* Required task
Copy every line of the records below that holds the word "bones".
+++ Supplied entries +++
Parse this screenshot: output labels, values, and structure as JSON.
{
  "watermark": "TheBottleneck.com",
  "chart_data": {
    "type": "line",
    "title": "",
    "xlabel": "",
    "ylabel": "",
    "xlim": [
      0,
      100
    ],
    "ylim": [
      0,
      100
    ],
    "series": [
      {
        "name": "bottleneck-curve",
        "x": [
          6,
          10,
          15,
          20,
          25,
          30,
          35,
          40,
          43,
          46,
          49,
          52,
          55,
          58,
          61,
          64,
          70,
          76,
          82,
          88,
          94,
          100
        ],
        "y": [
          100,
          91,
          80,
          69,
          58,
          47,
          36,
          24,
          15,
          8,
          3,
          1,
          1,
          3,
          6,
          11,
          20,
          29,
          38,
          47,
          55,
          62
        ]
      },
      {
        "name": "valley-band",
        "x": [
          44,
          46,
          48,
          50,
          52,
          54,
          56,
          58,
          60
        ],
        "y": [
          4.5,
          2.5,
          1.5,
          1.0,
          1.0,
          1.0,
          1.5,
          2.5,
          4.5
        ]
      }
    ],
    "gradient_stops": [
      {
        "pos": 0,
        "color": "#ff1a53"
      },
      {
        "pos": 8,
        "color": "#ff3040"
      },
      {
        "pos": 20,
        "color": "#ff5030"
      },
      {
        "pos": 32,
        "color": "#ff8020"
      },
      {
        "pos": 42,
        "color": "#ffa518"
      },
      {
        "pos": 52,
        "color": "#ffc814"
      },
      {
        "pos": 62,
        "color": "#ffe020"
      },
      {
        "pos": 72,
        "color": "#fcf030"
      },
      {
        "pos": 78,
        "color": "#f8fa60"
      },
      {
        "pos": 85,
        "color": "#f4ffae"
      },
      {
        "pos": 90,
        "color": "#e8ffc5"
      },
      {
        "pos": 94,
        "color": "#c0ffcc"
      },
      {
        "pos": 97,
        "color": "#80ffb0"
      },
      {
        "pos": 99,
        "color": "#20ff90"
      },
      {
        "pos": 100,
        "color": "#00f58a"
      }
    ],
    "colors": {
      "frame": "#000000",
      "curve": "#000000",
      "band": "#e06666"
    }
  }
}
+++
+++ Supplied entries +++
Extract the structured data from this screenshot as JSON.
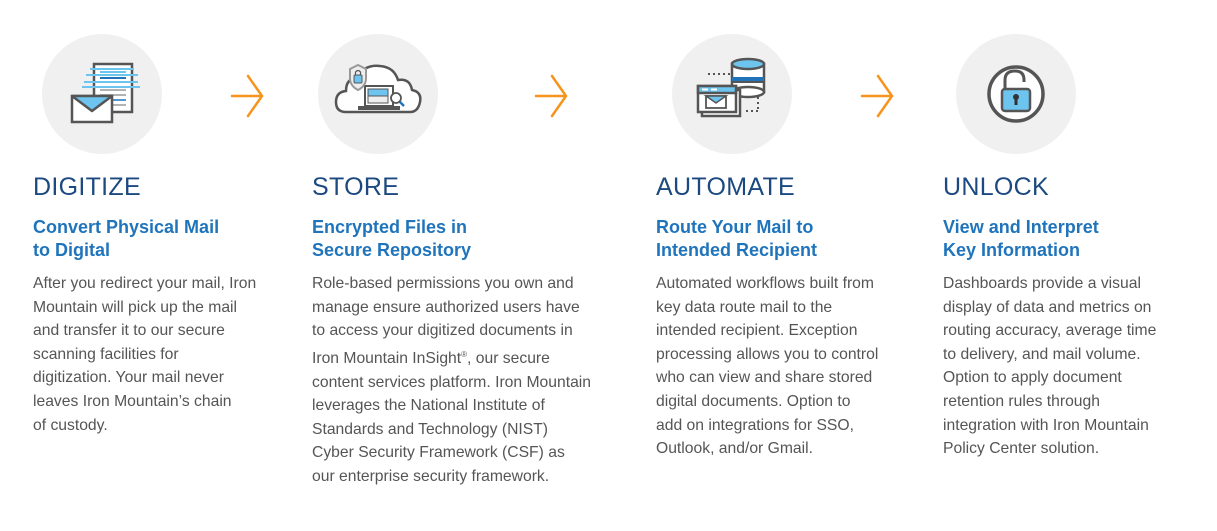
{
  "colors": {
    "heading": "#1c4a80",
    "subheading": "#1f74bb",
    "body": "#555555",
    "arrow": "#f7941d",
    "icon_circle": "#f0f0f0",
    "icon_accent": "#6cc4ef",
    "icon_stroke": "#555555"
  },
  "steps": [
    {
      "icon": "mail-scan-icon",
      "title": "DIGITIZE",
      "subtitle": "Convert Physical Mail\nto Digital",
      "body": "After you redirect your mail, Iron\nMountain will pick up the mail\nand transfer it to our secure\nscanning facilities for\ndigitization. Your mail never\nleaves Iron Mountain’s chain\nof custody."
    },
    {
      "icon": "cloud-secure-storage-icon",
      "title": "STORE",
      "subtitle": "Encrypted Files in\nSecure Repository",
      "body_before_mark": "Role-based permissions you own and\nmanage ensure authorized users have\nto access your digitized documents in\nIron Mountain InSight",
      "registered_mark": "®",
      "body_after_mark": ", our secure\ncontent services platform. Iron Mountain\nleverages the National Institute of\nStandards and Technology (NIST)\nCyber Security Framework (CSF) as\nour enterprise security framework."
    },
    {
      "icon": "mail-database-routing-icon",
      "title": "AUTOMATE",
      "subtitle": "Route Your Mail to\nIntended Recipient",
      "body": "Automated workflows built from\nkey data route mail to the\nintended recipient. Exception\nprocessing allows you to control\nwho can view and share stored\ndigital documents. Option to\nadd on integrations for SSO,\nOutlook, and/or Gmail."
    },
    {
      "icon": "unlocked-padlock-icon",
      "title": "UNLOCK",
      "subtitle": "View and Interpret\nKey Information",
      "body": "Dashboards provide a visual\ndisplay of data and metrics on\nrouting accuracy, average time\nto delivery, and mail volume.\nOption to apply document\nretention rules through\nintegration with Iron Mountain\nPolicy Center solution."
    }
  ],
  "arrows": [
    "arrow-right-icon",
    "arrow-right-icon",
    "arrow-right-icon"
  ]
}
+++
+++ Supplied entries +++
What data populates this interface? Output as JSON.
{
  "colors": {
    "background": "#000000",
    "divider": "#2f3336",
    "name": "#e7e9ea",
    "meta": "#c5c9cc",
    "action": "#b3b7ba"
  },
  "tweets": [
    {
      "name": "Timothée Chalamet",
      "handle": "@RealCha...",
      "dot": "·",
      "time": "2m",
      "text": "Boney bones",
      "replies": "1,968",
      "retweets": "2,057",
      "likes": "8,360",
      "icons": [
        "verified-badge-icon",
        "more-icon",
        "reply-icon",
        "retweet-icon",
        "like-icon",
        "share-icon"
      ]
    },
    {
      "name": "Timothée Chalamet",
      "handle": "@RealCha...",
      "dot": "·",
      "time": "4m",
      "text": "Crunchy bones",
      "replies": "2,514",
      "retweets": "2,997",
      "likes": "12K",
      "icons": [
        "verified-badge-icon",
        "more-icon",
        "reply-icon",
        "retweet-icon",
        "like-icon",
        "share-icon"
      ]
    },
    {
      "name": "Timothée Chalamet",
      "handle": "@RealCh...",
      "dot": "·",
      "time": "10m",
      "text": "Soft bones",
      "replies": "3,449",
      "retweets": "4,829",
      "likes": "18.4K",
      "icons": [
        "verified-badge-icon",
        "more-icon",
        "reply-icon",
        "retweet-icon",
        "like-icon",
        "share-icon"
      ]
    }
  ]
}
+++
* Finished answer
      "text": "Boney bones",
      "text": "Crunchy bones",
      "text": "Soft bones",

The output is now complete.